[THE RECORDS start]
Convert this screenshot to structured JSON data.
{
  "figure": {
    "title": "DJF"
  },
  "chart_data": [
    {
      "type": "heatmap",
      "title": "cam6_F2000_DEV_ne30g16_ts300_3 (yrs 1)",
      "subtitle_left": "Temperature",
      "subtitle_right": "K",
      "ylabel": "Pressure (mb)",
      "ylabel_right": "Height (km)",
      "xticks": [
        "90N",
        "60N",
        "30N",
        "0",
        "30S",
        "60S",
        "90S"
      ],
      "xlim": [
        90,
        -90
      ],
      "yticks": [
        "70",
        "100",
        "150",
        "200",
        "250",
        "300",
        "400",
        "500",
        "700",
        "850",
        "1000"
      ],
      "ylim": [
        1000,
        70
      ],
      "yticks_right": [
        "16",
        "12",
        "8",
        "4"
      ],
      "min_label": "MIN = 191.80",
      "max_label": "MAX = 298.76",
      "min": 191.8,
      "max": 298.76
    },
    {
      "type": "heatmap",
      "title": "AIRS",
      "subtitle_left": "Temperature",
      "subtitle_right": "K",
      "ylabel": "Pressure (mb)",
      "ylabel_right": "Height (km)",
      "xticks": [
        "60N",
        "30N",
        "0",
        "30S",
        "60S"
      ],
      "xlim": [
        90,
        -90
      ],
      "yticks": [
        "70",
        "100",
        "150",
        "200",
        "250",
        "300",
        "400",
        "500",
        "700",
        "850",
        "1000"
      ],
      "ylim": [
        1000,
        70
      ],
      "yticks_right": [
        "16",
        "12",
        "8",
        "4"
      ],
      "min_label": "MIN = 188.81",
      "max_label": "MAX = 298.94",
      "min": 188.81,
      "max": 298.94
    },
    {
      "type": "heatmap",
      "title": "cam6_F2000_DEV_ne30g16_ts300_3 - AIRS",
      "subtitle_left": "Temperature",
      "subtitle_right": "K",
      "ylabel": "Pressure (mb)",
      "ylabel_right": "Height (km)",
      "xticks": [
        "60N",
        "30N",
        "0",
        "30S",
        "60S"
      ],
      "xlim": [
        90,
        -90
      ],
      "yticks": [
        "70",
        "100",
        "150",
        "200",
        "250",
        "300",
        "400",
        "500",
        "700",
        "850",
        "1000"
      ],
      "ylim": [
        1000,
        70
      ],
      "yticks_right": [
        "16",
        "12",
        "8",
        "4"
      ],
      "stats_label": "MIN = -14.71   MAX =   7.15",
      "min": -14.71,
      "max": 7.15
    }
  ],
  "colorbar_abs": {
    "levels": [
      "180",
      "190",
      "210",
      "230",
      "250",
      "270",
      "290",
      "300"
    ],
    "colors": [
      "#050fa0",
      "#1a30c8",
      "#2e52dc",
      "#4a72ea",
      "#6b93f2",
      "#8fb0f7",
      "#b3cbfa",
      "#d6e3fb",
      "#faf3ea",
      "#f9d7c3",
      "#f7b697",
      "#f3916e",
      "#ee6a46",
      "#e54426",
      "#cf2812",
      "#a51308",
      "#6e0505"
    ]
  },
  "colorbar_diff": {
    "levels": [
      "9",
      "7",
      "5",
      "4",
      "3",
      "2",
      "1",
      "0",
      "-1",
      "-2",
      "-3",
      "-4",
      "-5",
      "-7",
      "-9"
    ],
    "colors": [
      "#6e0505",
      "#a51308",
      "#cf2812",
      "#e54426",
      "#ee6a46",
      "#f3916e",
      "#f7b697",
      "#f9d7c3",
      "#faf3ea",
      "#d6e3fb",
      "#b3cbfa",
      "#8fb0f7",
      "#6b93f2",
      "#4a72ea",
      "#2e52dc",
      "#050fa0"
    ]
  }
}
[THE RECORDS end]
# [EXERCISE]
Repeat the listing in full, keeping every line exactly as it is.

# [THE RESPONSE]
Convert this screenshot to structured JSON data.
{
  "figure": {
    "title": "DJF"
  },
  "chart_data": [
    {
      "type": "heatmap",
      "title": "cam6_F2000_DEV_ne30g16_ts300_3 (yrs 1)",
      "subtitle_left": "Temperature",
      "subtitle_right": "K",
      "ylabel": "Pressure (mb)",
      "ylabel_right": "Height (km)",
      "xticks": [
        "90N",
        "60N",
        "30N",
        "0",
        "30S",
        "60S",
        "90S"
      ],
      "xlim": [
        90,
        -90
      ],
      "yticks": [
        "70",
        "100",
        "150",
        "200",
        "250",
        "300",
        "400",
        "500",
        "700",
        "850",
        "1000"
      ],
      "ylim": [
        1000,
        70
      ],
      "yticks_right": [
        "16",
        "12",
        "8",
        "4"
      ],
      "min_label": "MIN = 191.80",
      "max_label": "MAX = 298.76",
      "min": 191.8,
      "max": 298.76
    },
    {
      "type": "heatmap",
      "title": "AIRS",
      "subtitle_left": "Temperature",
      "subtitle_right": "K",
      "ylabel": "Pressure (mb)",
      "ylabel_right": "Height (km)",
      "xticks": [
        "60N",
        "30N",
        "0",
        "30S",
        "60S"
      ],
      "xlim": [
        90,
        -90
      ],
      "yticks": [
        "70",
        "100",
        "150",
        "200",
        "250",
        "300",
        "400",
        "500",
        "700",
        "850",
        "1000"
      ],
      "ylim": [
        1000,
        70
      ],
      "yticks_right": [
        "16",
        "12",
        "8",
        "4"
      ],
      "min_label": "MIN = 188.81",
      "max_label": "MAX = 298.94",
      "min": 188.81,
      "max": 298.94
    },
    {
      "type": "heatmap",
      "title": "cam6_F2000_DEV_ne30g16_ts300_3 - AIRS",
      "subtitle_left": "Temperature",
      "subtitle_right": "K",
      "ylabel": "Pressure (mb)",
      "ylabel_right": "Height (km)",
      "xticks": [
        "60N",
        "30N",
        "0",
        "30S",
        "60S"
      ],
      "xlim": [
        90,
        -90
      ],
      "yticks": [
        "70",
        "100",
        "150",
        "200",
        "250",
        "300",
        "400",
        "500",
        "700",
        "850",
        "1000"
      ],
      "ylim": [
        1000,
        70
      ],
      "yticks_right": [
        "16",
        "12",
        "8",
        "4"
      ],
      "stats_label": "MIN = -14.71   MAX =   7.15",
      "min": -14.71,
      "max": 7.15
    }
  ],
  "colorbar_abs": {
    "levels": [
      "180",
      "190",
      "210",
      "230",
      "250",
      "270",
      "290",
      "300"
    ],
    "colors": [
      "#050fa0",
      "#1a30c8",
      "#2e52dc",
      "#4a72ea",
      "#6b93f2",
      "#8fb0f7",
      "#b3cbfa",
      "#d6e3fb",
      "#faf3ea",
      "#f9d7c3",
      "#f7b697",
      "#f3916e",
      "#ee6a46",
      "#e54426",
      "#cf2812",
      "#a51308",
      "#6e0505"
    ]
  },
  "colorbar_diff": {
    "levels": [
      "9",
      "7",
      "5",
      "4",
      "3",
      "2",
      "1",
      "0",
      "-1",
      "-2",
      "-3",
      "-4",
      "-5",
      "-7",
      "-9"
    ],
    "colors": [
      "#6e0505",
      "#a51308",
      "#cf2812",
      "#e54426",
      "#ee6a46",
      "#f3916e",
      "#f7b697",
      "#f9d7c3",
      "#faf3ea",
      "#d6e3fb",
      "#b3cbfa",
      "#8fb0f7",
      "#6b93f2",
      "#4a72ea",
      "#2e52dc",
      "#050fa0"
    ]
  }
}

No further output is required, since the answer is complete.